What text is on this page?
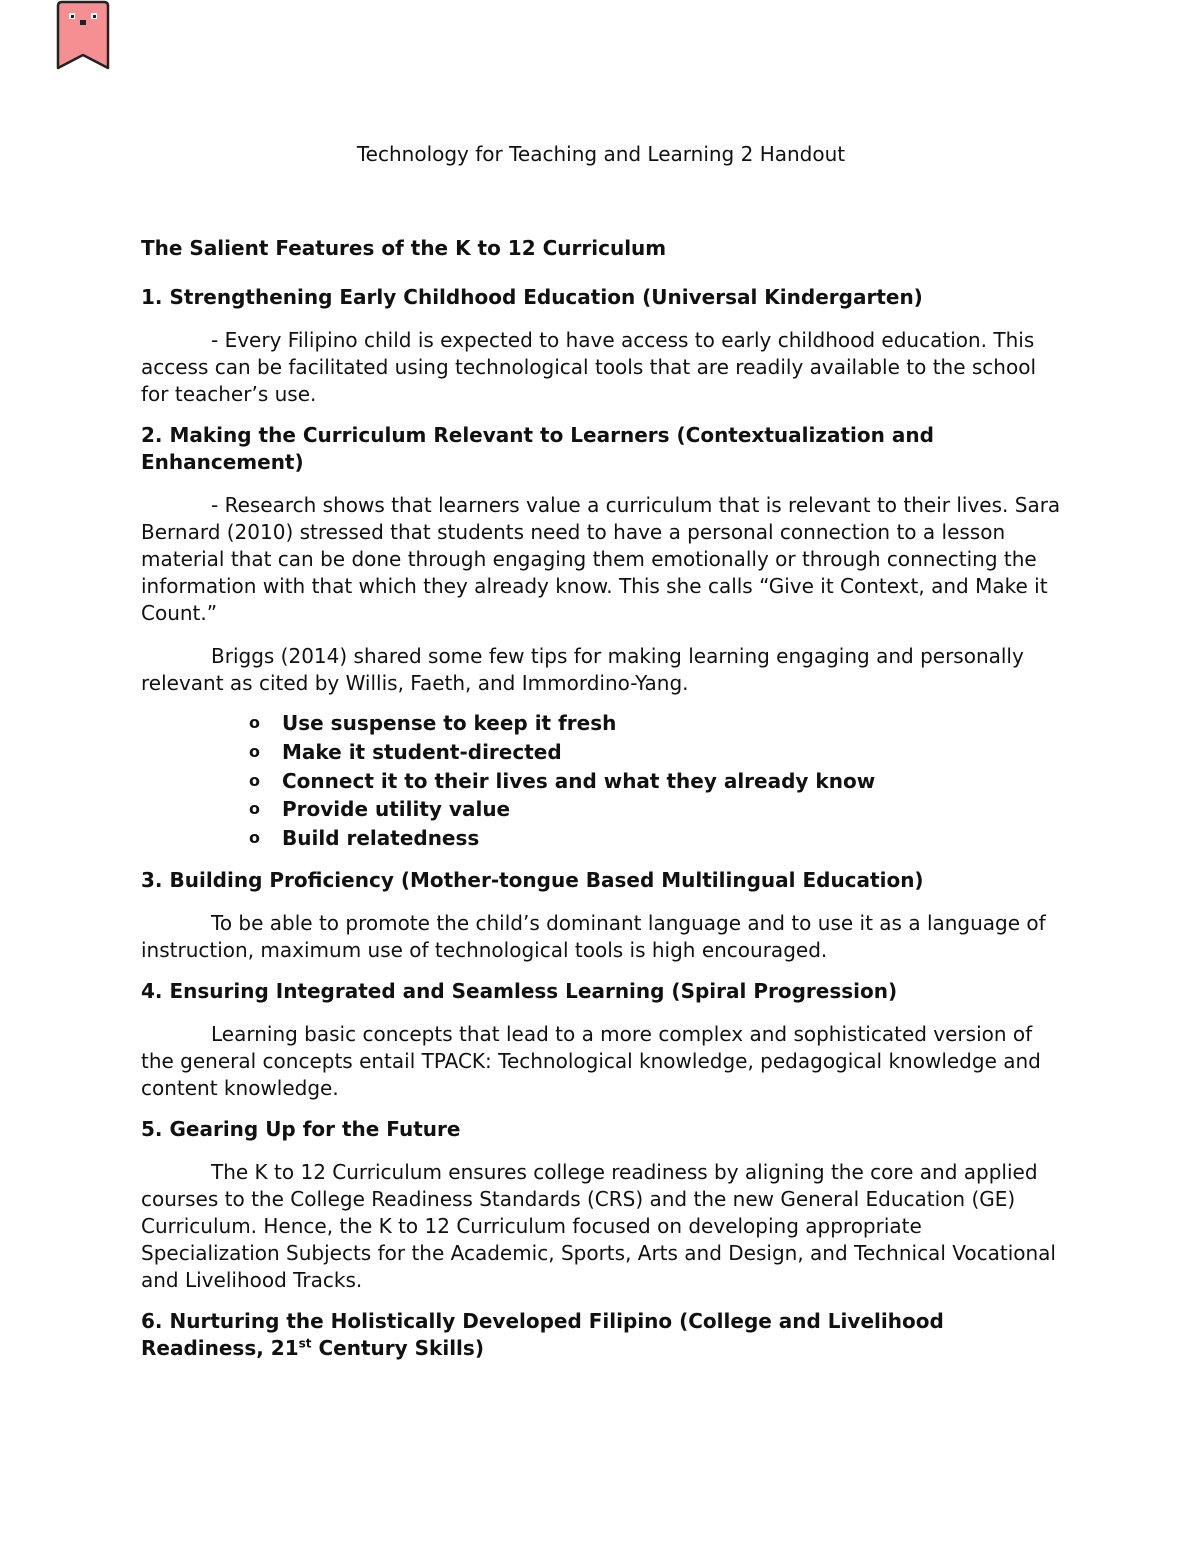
Technology for Teaching and Learning 2 Handout
The Salient Features of the K to 12 Curriculum
1. Strengthening Early Childhood Education (Universal Kindergarten)

- Every Filipino child is expected to have access to early childhood education. This access can be facilitated using technological tools that are readily available to the school for teacher’s use.

2. Making the Curriculum Relevant to Learners (Contextualization and Enhancement)

- Research shows that learners value a curriculum that is relevant to their lives. Sara Bernard (2010) stressed that students need to have a personal connection to a lesson material that can be done through engaging them emotionally or through connecting the information with that which they already know. This she calls “Give it Context, and Make it Count.”

Briggs (2014) shared some few tips for making learning engaging and personally relevant as cited by Willis, Faeth, and Immordino-Yang.

o Use suspense to keep it fresh
o Make it student-directed
o Connect it to their lives and what they already know
o Provide utility value
o Build relatedness
3. Building Proficiency (Mother-tongue Based Multilingual Education)

To be able to promote the child’s dominant language and to use it as a language of instruction, maximum use of technological tools is high encouraged.

4. Ensuring Integrated and Seamless Learning (Spiral Progression)

Learning basic concepts that lead to a more complex and sophisticated version of the general concepts entail TPACK: Technological knowledge, pedagogical knowledge and content knowledge.

5. Gearing Up for the Future

The K to 12 Curriculum ensures college readiness by aligning the core and applied courses to the College Readiness Standards (CRS) and the new General Education (GE) Curriculum. Hence, the K to 12 Curriculum focused on developing appropriate Specialization Subjects for the Academic, Sports, Arts and Design, and Technical Vocational and Livelihood Tracks.

6. Nurturing the Holistically Developed Filipino (College and Livelihood Readiness, 21st Century Skills)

Work to be completed: Produce an exact copy of each line of data, skipping embedded images.

Result for this task:
What text is on this page?
Technology for Teaching and Learning 2 Handout
The Salient Features of the K to 12 Curriculum
1. Strengthening Early Childhood Education (Universal Kindergarten)

- Every Filipino child is expected to have access to early childhood education. This access can be facilitated using technological tools that are readily available to the school for teacher’s use.

2. Making the Curriculum Relevant to Learners (Contextualization and Enhancement)

- Research shows that learners value a curriculum that is relevant to their lives. Sara Bernard (2010) stressed that students need to have a personal connection to a lesson material that can be done through engaging them emotionally or through connecting the information with that which they already know. This she calls “Give it Context, and Make it Count.”

Briggs (2014) shared some few tips for making learning engaging and personally relevant as cited by Willis, Faeth, and Immordino-Yang.

o Use suspense to keep it fresh
o Make it student-directed
o Connect it to their lives and what they already know
o Provide utility value
o Build relatedness
3. Building Proficiency (Mother-tongue Based Multilingual Education)

To be able to promote the child’s dominant language and to use it as a language of instruction, maximum use of technological tools is high encouraged.

4. Ensuring Integrated and Seamless Learning (Spiral Progression)

Learning basic concepts that lead to a more complex and sophisticated version of the general concepts entail TPACK: Technological knowledge, pedagogical knowledge and content knowledge.

5. Gearing Up for the Future

The K to 12 Curriculum ensures college readiness by aligning the core and applied courses to the College Readiness Standards (CRS) and the new General Education (GE) Curriculum. Hence, the K to 12 Curriculum focused on developing appropriate Specialization Subjects for the Academic, Sports, Arts and Design, and Technical Vocational and Livelihood Tracks.

6. Nurturing the Holistically Developed Filipino (College and Livelihood Readiness, 21st Century Skills)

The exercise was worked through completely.